What this task involves:
The entries below should be output exactly as written.

Dataset items:

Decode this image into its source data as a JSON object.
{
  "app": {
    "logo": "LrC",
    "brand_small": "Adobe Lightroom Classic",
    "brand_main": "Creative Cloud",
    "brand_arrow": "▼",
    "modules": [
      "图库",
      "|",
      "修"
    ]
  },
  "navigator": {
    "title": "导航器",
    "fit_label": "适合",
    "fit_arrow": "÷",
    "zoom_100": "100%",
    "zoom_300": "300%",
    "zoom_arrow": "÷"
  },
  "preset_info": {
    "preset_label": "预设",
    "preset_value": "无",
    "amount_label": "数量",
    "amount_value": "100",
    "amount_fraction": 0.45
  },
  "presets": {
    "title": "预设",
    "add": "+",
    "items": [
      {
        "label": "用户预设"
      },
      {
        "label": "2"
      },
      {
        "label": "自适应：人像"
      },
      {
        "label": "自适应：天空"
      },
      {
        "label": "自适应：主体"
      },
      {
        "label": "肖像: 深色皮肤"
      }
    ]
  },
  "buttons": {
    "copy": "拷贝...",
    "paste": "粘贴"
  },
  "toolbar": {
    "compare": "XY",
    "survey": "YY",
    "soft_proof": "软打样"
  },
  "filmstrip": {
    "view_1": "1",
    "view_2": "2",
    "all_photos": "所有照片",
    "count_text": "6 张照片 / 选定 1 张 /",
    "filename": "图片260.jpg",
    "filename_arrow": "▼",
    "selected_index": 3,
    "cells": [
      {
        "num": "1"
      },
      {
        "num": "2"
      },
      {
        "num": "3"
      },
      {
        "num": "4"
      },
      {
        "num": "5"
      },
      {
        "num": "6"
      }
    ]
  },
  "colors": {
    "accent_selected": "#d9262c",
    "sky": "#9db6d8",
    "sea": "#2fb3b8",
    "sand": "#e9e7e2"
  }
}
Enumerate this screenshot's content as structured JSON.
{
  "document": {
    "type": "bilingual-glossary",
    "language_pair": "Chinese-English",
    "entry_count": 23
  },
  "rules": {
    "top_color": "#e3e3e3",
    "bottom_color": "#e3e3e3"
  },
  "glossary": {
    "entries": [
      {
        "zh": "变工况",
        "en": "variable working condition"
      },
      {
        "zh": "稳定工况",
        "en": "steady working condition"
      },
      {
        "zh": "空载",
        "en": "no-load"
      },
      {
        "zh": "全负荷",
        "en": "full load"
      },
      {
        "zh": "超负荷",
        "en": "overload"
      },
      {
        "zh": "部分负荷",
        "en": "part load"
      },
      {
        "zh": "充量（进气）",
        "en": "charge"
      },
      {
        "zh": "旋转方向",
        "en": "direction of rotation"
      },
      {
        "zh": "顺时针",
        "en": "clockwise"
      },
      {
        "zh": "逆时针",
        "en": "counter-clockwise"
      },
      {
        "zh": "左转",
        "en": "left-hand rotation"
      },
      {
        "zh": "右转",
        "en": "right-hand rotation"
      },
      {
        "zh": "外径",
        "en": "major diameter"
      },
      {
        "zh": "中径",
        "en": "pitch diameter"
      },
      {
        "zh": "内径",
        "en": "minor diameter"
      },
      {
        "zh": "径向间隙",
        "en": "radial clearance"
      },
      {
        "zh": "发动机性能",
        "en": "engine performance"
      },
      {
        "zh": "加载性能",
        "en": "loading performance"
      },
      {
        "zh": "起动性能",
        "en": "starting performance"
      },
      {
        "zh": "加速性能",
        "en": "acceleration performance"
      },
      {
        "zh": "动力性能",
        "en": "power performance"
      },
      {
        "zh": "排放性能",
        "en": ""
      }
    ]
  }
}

Full output:
Decode this image into its source data as a JSON object.
{
  "app": {
    "logo": "LrC",
    "brand_small": "Adobe Lightroom Classic",
    "brand_main": "Creative Cloud",
    "brand_arrow": "▼",
    "modules": [
      "图库",
      "|",
      "修"
    ]
  },
  "navigator": {
    "title": "导航器",
    "fit_label": "适合",
    "fit_arrow": "÷",
    "zoom_100": "100%",
    "zoom_300": "300%",
    "zoom_arrow": "÷"
  },
  "preset_info": {
    "preset_label": "预设",
    "preset_value": "无",
    "amount_label": "数量",
    "amount_value": "100",
    "amount_fraction": 0.45
  },
  "presets": {
    "title": "预设",
    "add": "+",
    "items": [
      {
        "label": "用户预设"
      },
      {
        "label": "2"
      },
      {
        "label": "自适应：人像"
      },
      {
        "label": "自适应：天空"
      },
      {
        "label": "自适应：主体"
      },
      {
        "label": "肖像: 深色皮肤"
      }
    ]
  },
  "buttons": {
    "copy": "拷贝...",
    "paste": "粘贴"
  },
  "toolbar": {
    "compare": "XY",
    "survey": "YY",
    "soft_proof": "软打样"
  },
  "filmstrip": {
    "view_1": "1",
    "view_2": "2",
    "all_photos": "所有照片",
    "count_text": "6 张照片 / 选定 1 张 /",
    "filename": "图片260.jpg",
    "filename_arrow": "▼",
    "selected_index": 3,
    "cells": [
      {
        "num": "1"
      },
      {
        "num": "2"
      },
      {
        "num": "3"
      },
      {
        "num": "4"
      },
      {
        "num": "5"
      },
      {
        "num": "6"
      }
    ]
  },
  "colors": {
    "accent_selected": "#d9262c",
    "sky": "#9db6d8",
    "sea": "#2fb3b8",
    "sand": "#e9e7e2"
  }
}
Enumerate this screenshot's content as structured JSON.
{
  "document": {
    "type": "bilingual-glossary",
    "language_pair": "Chinese-English",
    "entry_count": 23
  },
  "rules": {
    "top_color": "#e3e3e3",
    "bottom_color": "#e3e3e3"
  },
  "glossary": {
    "entries": [
      {
        "zh": "变工况",
        "en": "variable working condition"
      },
      {
        "zh": "稳定工况",
        "en": "steady working condition"
      },
      {
        "zh": "空载",
        "en": "no-load"
      },
      {
        "zh": "全负荷",
        "en": "full load"
      },
      {
        "zh": "超负荷",
        "en": "overload"
      },
      {
        "zh": "部分负荷",
        "en": "part load"
      },
      {
        "zh": "充量（进气）",
        "en": "charge"
      },
      {
        "zh": "旋转方向",
        "en": "direction of rotation"
      },
      {
        "zh": "顺时针",
        "en": "clockwise"
      },
      {
        "zh": "逆时针",
        "en": "counter-clockwise"
      },
      {
        "zh": "左转",
        "en": "left-hand rotation"
      },
      {
        "zh": "右转",
        "en": "right-hand rotation"
      },
      {
        "zh": "外径",
        "en": "major diameter"
      },
      {
        "zh": "中径",
        "en": "pitch diameter"
      },
      {
        "zh": "内径",
        "en": "minor diameter"
      },
      {
        "zh": "径向间隙",
        "en": "radial clearance"
      },
      {
        "zh": "发动机性能",
        "en": "engine performance"
      },
      {
        "zh": "加载性能",
        "en": "loading performance"
      },
      {
        "zh": "起动性能",
        "en": "starting performance"
      },
      {
        "zh": "加速性能",
        "en": "acceleration performance"
      },
      {
        "zh": "动力性能",
        "en": "power performance"
      },
      {
        "zh": "排放性能",
        "en": ""
      }
    ]
  }
}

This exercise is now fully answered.